DIRECTIONS:
[1] Print the passage of the VM-FEX performance comparison from "Key Findings" up to and including "amount of bandwidth.".
[2] In the VM-FEX performance comparison, how much less time does Cisco VM-FEX take for an average round trip than VMware vSwitch?

ARTICLE:
※ ※ ※
Guest

Solutions

Cisco Data Center Virtual Machine Fabric Extender (VM-FEX) Versus VMware vSwitch

  • Viewing Options

  • PDF (400.7 KB)
  • Feedback
Performance Comparison

Key Findings

This paper presents a networking performance comparison between Cisco Data Center Virtual Machine Fabric Extender (VM-FEX) and VMware vSwitch network connectivity technologies using the Cisco UCS ® Virtual Interface Card (VIC) 1240 on Cisco UCS B200 M3 Blade Server. The following observations are presented:

• Cisco VM-FEX technology can transmit or receive 9.8 Gbps of uni-directional TCP network throughput while utilizing 44.80 percent system CPU for transmit and 65.60 percent system CPU for receive.

• Cisco VM-FEX uses 16 percent lower system CPU for transmit and 30.4 percent lower system CPU for receive compared to VMware vSwitch for the same amount of bandwidth.

• Cisco VM-FEX uses 65.60 percent of system CPU for transmit and receive while driving 10.89 Gbps of bi-directional TCP network throughput compared to VMware vSwitch, which uses 81.60 percent of system CPU while driving only 7.97 Gbps.

• Cisco VM-FEX takes 36 percent less time for an average round trip compared to VMware vSwitch.

• Cisco VM-FEX offers over 40 percent reduction in latency, compared to VMware vSwitch

Introduction

Cisco VM-FEX technology is a Cisco innovation that allows VMs to bypass the hypervisor networking stack and access the network directly.
Cisco VM-FEX utilizes the capability to create multiple vNICs in combination with VMware VMDirectPath and Intel ® VT-d technologies. This, in turn, allows the VMs to bypass the hypervisor for their networking connectivity by allowing direct access to the underlying adapter hardware (see Figure 1). This approach avoids the overhead of the hypervisor software networking stack, resulting in lower system CPU utilization and higher networking throughput.
Cisco VM-FEX therefore enables the VMs to support higher networking traffic capacity and be more responsive, especially where TCP networking is used and/or the application is CPU-bound.
Cisco VM-FEX uses Cisco UCS Virtual Interface Card 1240 for hardware connectivity. Cisco UCS 1240 VIC is a 4 x 10 Gbps-capable networking adapter.
The Cisco VIC can also be used with vSwitch. The VIC is capable of supporting multiple, independent Peripheral Component Interconnect Express (PCIe) devices. They user can create multiple virtual network interface cards (vNICs) (in this case, PCIe devices) and associate them with one or more vSwitches to distribute interrupt load across multiple CPU cores if so desired. Cisco VM-FEX, however, allows for directly attaching these independent PCIe devices (vNICs) into the VM by bypassing the hypervisor networking stack.
The Cisco VIC is therefore a uniquely flexible networking adapter that offers both scalability and performance without compromise.
※ ※ ※
EXTRACTED DATA:
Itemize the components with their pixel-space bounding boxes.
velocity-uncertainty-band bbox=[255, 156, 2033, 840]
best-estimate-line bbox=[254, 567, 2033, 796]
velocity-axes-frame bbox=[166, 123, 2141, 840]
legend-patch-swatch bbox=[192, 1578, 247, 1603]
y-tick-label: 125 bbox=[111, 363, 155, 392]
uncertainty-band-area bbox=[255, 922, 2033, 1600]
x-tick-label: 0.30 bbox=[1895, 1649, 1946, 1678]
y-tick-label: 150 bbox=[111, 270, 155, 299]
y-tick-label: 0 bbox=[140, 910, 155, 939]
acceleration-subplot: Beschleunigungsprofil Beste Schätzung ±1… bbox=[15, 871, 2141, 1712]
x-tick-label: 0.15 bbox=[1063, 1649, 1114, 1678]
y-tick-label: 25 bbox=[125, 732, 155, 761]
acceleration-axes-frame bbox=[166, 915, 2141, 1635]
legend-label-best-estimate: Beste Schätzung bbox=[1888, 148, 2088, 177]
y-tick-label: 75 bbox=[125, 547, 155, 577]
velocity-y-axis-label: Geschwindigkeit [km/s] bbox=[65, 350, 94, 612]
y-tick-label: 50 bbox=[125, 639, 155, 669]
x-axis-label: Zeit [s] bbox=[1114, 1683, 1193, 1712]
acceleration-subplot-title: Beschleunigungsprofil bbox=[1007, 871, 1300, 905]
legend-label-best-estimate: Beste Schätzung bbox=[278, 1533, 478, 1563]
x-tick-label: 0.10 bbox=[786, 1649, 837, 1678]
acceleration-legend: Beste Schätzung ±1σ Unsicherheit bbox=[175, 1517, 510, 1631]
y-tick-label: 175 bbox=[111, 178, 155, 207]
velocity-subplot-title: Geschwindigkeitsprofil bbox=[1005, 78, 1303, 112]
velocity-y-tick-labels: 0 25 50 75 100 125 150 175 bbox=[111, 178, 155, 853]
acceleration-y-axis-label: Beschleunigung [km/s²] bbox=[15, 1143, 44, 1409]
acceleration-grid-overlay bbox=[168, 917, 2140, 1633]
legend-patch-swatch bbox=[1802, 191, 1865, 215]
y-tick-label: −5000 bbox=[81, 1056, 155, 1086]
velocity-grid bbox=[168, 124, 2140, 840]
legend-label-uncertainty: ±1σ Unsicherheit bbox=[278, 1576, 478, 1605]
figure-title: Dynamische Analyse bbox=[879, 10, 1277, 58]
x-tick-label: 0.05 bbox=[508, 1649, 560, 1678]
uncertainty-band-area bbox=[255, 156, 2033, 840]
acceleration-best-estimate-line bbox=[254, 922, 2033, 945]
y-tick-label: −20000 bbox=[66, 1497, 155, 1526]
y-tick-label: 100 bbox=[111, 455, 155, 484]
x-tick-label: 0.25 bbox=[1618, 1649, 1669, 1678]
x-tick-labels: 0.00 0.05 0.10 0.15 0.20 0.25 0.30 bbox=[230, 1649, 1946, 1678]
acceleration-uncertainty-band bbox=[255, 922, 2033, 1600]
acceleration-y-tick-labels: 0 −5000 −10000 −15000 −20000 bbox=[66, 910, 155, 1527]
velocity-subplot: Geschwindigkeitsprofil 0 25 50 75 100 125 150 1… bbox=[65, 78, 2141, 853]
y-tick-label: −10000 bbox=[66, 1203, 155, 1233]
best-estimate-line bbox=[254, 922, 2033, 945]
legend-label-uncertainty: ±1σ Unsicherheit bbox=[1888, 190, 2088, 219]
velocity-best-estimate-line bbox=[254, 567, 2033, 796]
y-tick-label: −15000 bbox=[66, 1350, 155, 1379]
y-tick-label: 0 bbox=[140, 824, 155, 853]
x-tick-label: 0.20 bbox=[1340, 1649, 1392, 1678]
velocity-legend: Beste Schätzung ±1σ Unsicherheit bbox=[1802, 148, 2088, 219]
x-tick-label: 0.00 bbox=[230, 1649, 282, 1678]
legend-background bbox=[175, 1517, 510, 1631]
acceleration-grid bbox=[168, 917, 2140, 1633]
※ ※ ※
ANSWERS TO EACH TASK:
[1]
Key Findings

This paper presents a networking performance comparison between Cisco Data Center Virtual Machine Fabric Extender (VM-FEX) and VMware vSwitch network connectivity technologies using the Cisco UCS ® Virtual Interface Card (VIC) 1240 on Cisco UCS B200 M3 Blade Server. The following observations are presented:

• Cisco VM-FEX technology can transmit or receive 9.8 Gbps of uni-directional TCP network throughput while utilizing 44.80 percent system CPU for transmit and 65.60 percent system CPU for receive.

• Cisco VM-FEX uses 16 percent lower system CPU for transmit and 30.4 percent lower system CPU for receive compared to VMware vSwitch for the same amount of bandwidth.

[2] 36 percent less time.